- Exercise instructions:
Only the number is wanted: count the lines that contain "SmcReadValue".

- Data supplied:
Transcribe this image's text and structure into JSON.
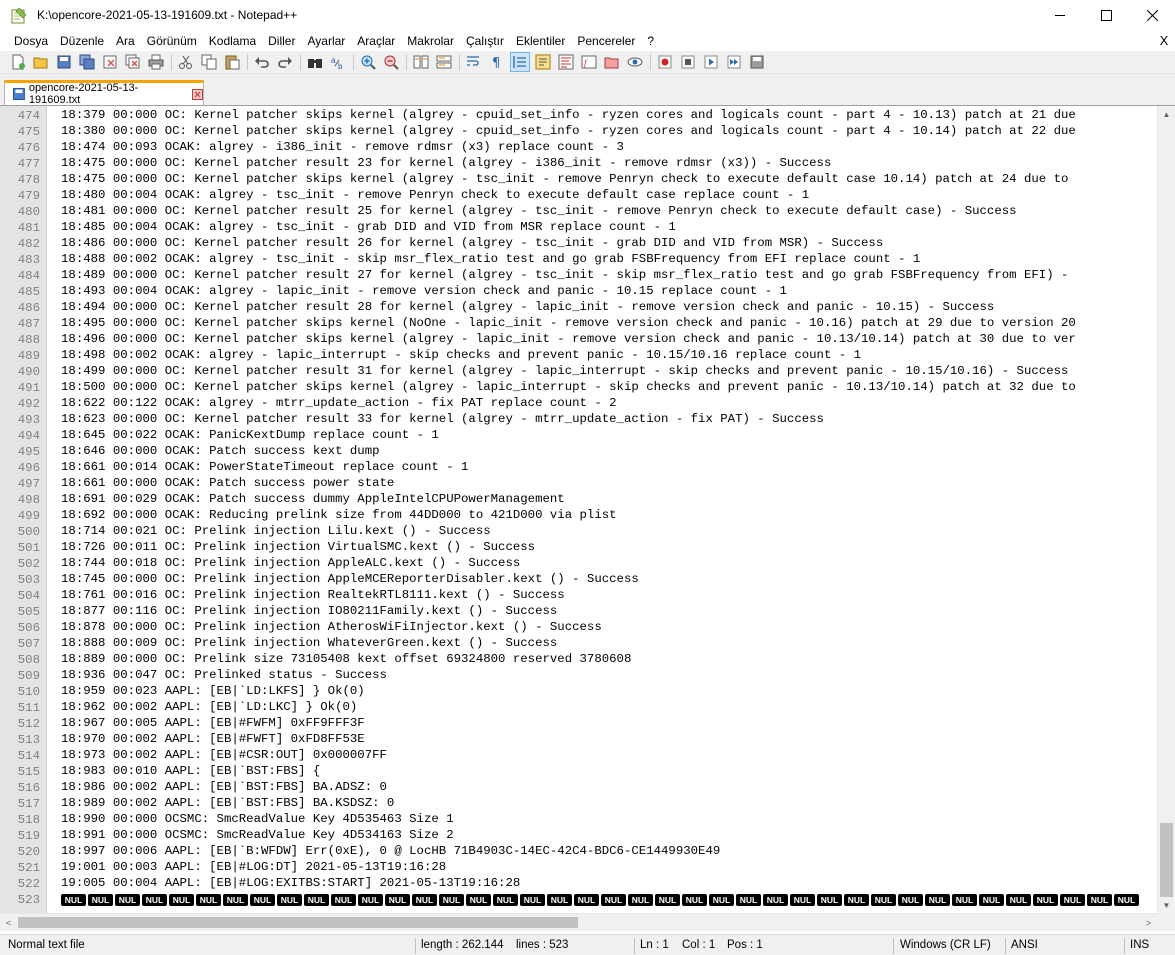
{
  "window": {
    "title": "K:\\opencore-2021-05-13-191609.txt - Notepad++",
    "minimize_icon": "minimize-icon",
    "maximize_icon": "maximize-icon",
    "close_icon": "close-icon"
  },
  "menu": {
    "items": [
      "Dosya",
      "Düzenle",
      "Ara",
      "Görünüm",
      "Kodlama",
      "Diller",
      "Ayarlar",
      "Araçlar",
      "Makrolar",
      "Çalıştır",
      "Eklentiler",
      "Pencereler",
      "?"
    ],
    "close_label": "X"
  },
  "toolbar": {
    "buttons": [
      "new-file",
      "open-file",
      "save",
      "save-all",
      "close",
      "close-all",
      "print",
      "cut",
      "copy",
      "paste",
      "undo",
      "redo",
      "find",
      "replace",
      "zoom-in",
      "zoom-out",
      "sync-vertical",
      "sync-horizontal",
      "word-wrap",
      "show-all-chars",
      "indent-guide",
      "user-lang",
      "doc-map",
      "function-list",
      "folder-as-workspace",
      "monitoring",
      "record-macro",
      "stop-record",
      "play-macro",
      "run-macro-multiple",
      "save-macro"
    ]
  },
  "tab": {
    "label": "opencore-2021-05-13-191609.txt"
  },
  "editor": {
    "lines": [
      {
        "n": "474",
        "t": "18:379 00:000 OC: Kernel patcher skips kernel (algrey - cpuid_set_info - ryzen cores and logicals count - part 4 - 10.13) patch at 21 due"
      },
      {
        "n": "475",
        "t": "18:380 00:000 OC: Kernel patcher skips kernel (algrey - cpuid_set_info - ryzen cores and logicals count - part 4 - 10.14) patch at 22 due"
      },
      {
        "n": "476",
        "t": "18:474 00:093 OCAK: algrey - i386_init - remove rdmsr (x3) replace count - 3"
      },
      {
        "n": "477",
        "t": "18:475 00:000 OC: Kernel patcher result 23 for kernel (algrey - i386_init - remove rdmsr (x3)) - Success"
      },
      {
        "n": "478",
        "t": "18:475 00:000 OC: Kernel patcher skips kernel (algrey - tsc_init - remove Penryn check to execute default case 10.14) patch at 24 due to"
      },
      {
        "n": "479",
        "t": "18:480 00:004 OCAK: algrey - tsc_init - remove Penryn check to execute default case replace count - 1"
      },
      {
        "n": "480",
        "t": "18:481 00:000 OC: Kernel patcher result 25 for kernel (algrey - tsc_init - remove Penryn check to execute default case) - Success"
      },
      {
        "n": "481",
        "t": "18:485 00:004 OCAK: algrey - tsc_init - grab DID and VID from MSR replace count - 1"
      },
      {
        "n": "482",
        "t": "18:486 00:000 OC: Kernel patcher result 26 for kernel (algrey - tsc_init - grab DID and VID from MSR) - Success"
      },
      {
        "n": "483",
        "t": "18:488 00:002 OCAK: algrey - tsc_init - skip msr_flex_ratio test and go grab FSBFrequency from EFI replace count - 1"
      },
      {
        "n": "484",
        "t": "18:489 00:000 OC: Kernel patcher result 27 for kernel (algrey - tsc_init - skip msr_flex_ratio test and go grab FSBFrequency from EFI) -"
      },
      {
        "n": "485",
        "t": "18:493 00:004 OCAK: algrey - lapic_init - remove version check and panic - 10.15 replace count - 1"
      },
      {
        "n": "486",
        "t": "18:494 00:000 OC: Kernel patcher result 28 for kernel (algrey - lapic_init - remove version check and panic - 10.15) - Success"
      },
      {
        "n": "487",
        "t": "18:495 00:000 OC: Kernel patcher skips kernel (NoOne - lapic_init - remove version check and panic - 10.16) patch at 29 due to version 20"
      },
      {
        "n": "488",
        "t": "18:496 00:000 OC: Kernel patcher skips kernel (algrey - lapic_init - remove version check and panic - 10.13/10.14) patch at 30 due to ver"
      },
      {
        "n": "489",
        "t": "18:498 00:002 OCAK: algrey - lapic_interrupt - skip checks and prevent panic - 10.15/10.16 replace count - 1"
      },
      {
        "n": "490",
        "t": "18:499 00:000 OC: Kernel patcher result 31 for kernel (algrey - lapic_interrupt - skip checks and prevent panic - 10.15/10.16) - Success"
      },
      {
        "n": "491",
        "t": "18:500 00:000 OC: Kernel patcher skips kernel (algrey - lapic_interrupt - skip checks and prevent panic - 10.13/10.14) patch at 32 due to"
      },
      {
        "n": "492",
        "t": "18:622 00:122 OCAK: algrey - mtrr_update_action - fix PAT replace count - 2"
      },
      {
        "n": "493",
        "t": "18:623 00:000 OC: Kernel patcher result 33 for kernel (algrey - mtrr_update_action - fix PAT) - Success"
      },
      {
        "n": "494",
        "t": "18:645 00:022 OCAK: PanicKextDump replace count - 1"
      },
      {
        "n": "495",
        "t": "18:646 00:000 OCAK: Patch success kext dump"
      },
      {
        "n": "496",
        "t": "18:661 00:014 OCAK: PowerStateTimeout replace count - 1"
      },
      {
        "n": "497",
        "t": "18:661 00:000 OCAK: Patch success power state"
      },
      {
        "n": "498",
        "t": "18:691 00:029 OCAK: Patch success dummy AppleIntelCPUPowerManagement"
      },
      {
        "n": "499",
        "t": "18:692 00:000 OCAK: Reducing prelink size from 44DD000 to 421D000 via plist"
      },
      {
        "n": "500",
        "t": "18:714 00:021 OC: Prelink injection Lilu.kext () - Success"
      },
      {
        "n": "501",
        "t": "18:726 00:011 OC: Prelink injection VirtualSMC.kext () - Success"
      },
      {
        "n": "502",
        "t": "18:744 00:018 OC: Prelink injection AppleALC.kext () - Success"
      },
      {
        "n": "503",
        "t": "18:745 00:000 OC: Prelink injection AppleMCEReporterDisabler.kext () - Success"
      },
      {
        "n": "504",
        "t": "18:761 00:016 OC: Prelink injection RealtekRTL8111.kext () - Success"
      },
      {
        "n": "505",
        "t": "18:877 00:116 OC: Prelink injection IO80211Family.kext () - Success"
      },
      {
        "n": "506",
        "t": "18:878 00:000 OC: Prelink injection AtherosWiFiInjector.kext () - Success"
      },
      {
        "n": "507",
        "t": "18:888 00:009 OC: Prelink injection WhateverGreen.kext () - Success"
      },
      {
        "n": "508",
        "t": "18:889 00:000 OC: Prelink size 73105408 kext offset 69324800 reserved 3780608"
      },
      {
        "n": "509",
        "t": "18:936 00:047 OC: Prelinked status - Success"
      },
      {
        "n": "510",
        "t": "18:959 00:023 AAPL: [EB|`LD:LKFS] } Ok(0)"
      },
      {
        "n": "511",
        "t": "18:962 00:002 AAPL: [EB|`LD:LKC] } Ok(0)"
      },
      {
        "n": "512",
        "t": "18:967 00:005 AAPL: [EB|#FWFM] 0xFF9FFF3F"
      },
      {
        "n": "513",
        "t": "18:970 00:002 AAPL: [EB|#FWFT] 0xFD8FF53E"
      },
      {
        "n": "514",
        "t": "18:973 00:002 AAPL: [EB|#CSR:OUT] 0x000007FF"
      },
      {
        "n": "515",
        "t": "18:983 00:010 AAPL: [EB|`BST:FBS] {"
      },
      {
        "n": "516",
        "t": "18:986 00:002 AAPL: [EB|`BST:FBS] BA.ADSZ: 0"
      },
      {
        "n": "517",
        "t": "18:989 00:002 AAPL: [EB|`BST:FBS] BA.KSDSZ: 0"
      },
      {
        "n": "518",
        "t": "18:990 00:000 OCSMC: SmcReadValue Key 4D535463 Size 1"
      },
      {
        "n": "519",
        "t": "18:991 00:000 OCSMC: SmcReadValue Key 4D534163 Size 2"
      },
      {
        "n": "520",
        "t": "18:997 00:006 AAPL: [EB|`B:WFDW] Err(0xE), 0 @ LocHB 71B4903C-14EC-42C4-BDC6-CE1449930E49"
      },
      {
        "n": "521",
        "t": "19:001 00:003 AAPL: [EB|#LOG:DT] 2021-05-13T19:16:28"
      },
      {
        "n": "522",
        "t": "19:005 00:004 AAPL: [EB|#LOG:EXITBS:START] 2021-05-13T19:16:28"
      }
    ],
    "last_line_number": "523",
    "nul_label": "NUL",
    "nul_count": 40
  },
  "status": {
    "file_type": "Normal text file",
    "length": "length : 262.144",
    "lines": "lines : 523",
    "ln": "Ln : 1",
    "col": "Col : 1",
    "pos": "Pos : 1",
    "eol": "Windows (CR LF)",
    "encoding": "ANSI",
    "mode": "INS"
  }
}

- Written solution:
2